Work to be completed:
Drop the pictures; give again exactly the lines from the one holding "Give me a plain-text" through the end of the data.

** Start of Data provided **

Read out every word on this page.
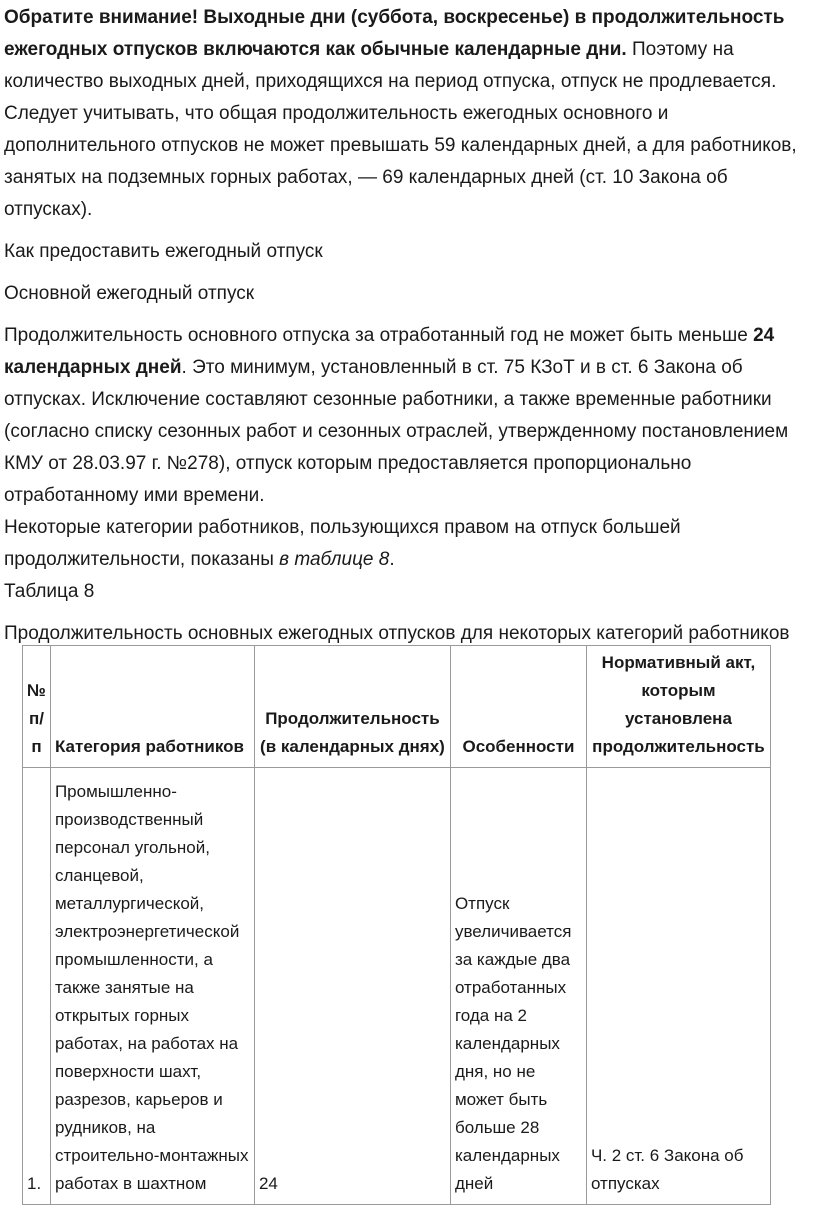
Обратите внимание! Выходные дни (суббота, воскресенье) в продолжительность ежегодных отпусков включаются как обычные календарные дни. Поэтому на количество выходных дней, приходящихся на период отпуска, отпуск не продлевается. Следует учитывать, что общая продолжительность ежегодных основного и дополнительного отпусков не может превышать 59 календарных дней, а для работников, занятых на подземных горных работах, — 69 календарных дней (ст. 10 Закона об отпусках).

Как предоставить ежегодный отпуск

Основной ежегодный отпуск

Продолжительность основного отпуска за отработанный год не может быть меньше 24 календарных дней. Это минимум, установленный в ст. 75 КЗоТ и в ст. 6 Закона об отпусках. Исключение составляют сезонные работники, а также временные работники (согласно списку сезонных работ и сезонных отраслей, утвержденному постановлением КМУ от 28.03.97 г. №278), отпуск которым предоставляется пропорционально отработанному ими времени.

Некоторые категории работников, пользующихся правом на отпуск большей продолжительности, показаны в таблице 8.

Таблица 8

Продолжительность основных ежегодных отпусков для некоторых категорий работников

№ п/п	Категория работников	Продолжительность (в календарных днях)	Особенности	Нормативный акт, которым установлена продолжительность
1.	Промышленно-производственный персонал угольной, сланцевой, металлургической, электроэнергетической промышленности, а также занятые на открытых горных работах, на работах на поверхности шахт, разрезов, карьеров и рудников, на строительно-монтажных работах в шахтном	24	Отпуск увеличивается за каждые два отработанных года на 2 календарных дня, но не может быть больше 28 календарных дней	Ч. 2 ст. 6 Закона об отпусках
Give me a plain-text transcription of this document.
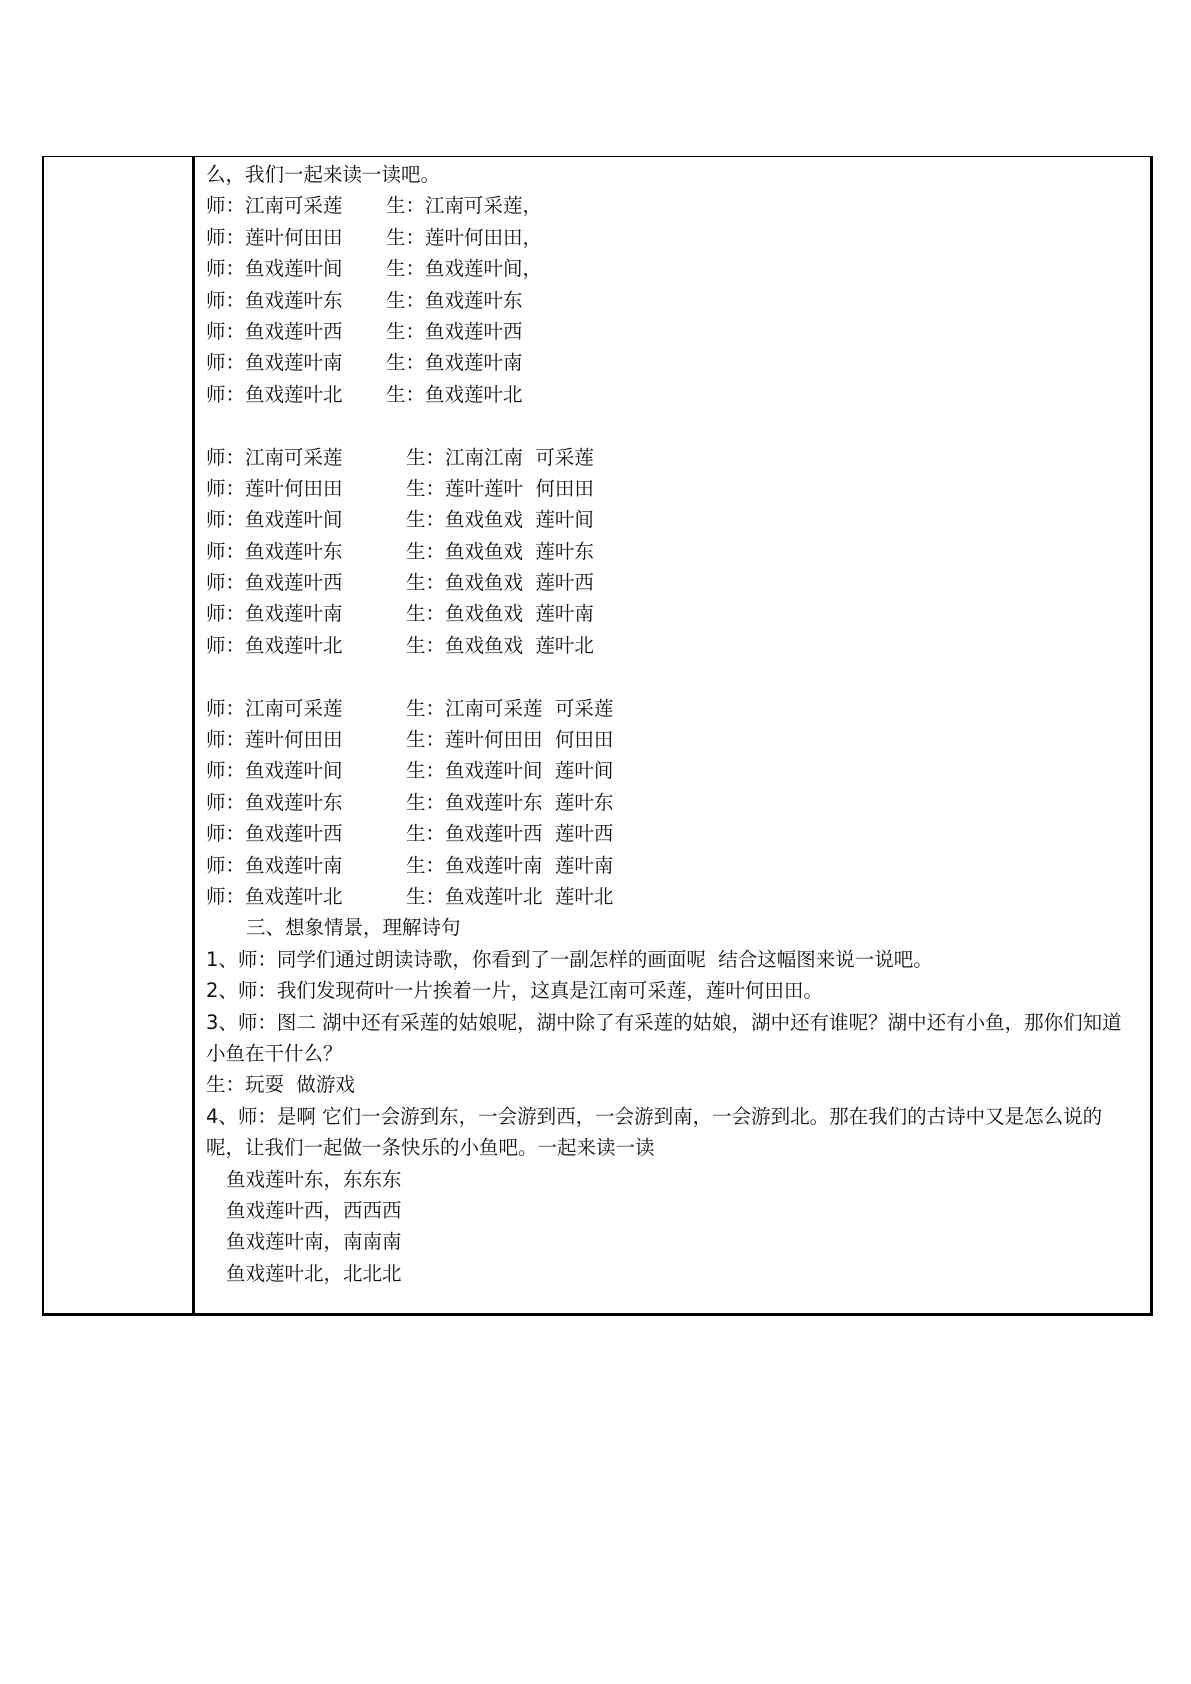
么，我们一起来读一读吧。
师：江南可采莲	生：江南可采莲，
师：莲叶何田田	生：莲叶何田田，
师：鱼戏莲叶间	生：鱼戏莲叶间，
师：鱼戏莲叶东	生：鱼戏莲叶东
师：鱼戏莲叶西	生：鱼戏莲叶西
师：鱼戏莲叶南	生：鱼戏莲叶南
师：鱼戏莲叶北	生：鱼戏莲叶北
师：江南可采莲	生：江南江南  可采莲
师：莲叶何田田	生：莲叶莲叶  何田田
师：鱼戏莲叶间	生：鱼戏鱼戏  莲叶间
师：鱼戏莲叶东	生：鱼戏鱼戏  莲叶东
师：鱼戏莲叶西	生：鱼戏鱼戏  莲叶西
师：鱼戏莲叶南	生：鱼戏鱼戏  莲叶南
师：鱼戏莲叶北	生：鱼戏鱼戏  莲叶北
师：江南可采莲	生：江南可采莲  可采莲
师：莲叶何田田	生：莲叶何田田  何田田
师：鱼戏莲叶间	生：鱼戏莲叶间  莲叶间
师：鱼戏莲叶东	生：鱼戏莲叶东  莲叶东
师：鱼戏莲叶西	生：鱼戏莲叶西  莲叶西
师：鱼戏莲叶南	生：鱼戏莲叶南  莲叶南
师：鱼戏莲叶北	生：鱼戏莲叶北  莲叶北
三、想象情景，理解诗句
1、师：同学们通过朗读诗歌，你看到了一副怎样的画面呢  结合这幅图来说一说吧。
2、师：我们发现荷叶一片挨着一片，这真是江南可采莲，莲叶何田田。
3、师：图二 湖中还有采莲的姑娘呢，湖中除了有采莲的姑娘，湖中还有谁呢？湖中还有小鱼，那你们知道小鱼在干什么？
生：玩耍  做游戏
4、师：是啊 它们一会游到东，一会游到西，一会游到南，一会游到北。那在我们的古诗中又是怎么说的呢，让我们一起做一条快乐的小鱼吧。一起来读一读
鱼戏莲叶东，东东东
鱼戏莲叶西，西西西
鱼戏莲叶南，南南南
鱼戏莲叶北，北北北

** End of Data provided **

Answer in full:
Give me a plain-text transcription of this document.
么，我们一起来读一读吧。
师：江南可采莲	生：江南可采莲，
师：莲叶何田田	生：莲叶何田田，
师：鱼戏莲叶间	生：鱼戏莲叶间，
师：鱼戏莲叶东	生：鱼戏莲叶东
师：鱼戏莲叶西	生：鱼戏莲叶西
师：鱼戏莲叶南	生：鱼戏莲叶南
师：鱼戏莲叶北	生：鱼戏莲叶北
师：江南可采莲	生：江南江南  可采莲
师：莲叶何田田	生：莲叶莲叶  何田田
师：鱼戏莲叶间	生：鱼戏鱼戏  莲叶间
师：鱼戏莲叶东	生：鱼戏鱼戏  莲叶东
师：鱼戏莲叶西	生：鱼戏鱼戏  莲叶西
师：鱼戏莲叶南	生：鱼戏鱼戏  莲叶南
师：鱼戏莲叶北	生：鱼戏鱼戏  莲叶北
师：江南可采莲	生：江南可采莲  可采莲
师：莲叶何田田	生：莲叶何田田  何田田
师：鱼戏莲叶间	生：鱼戏莲叶间  莲叶间
师：鱼戏莲叶东	生：鱼戏莲叶东  莲叶东
师：鱼戏莲叶西	生：鱼戏莲叶西  莲叶西
师：鱼戏莲叶南	生：鱼戏莲叶南  莲叶南
师：鱼戏莲叶北	生：鱼戏莲叶北  莲叶北
三、想象情景，理解诗句
1、师：同学们通过朗读诗歌，你看到了一副怎样的画面呢  结合这幅图来说一说吧。
2、师：我们发现荷叶一片挨着一片，这真是江南可采莲，莲叶何田田。
3、师：图二 湖中还有采莲的姑娘呢，湖中除了有采莲的姑娘，湖中还有谁呢？湖中还有小鱼，那你们知道小鱼在干什么？
生：玩耍  做游戏
4、师：是啊 它们一会游到东，一会游到西，一会游到南，一会游到北。那在我们的古诗中又是怎么说的呢，让我们一起做一条快乐的小鱼吧。一起来读一读
鱼戏莲叶东，东东东
鱼戏莲叶西，西西西
鱼戏莲叶南，南南南
鱼戏莲叶北，北北北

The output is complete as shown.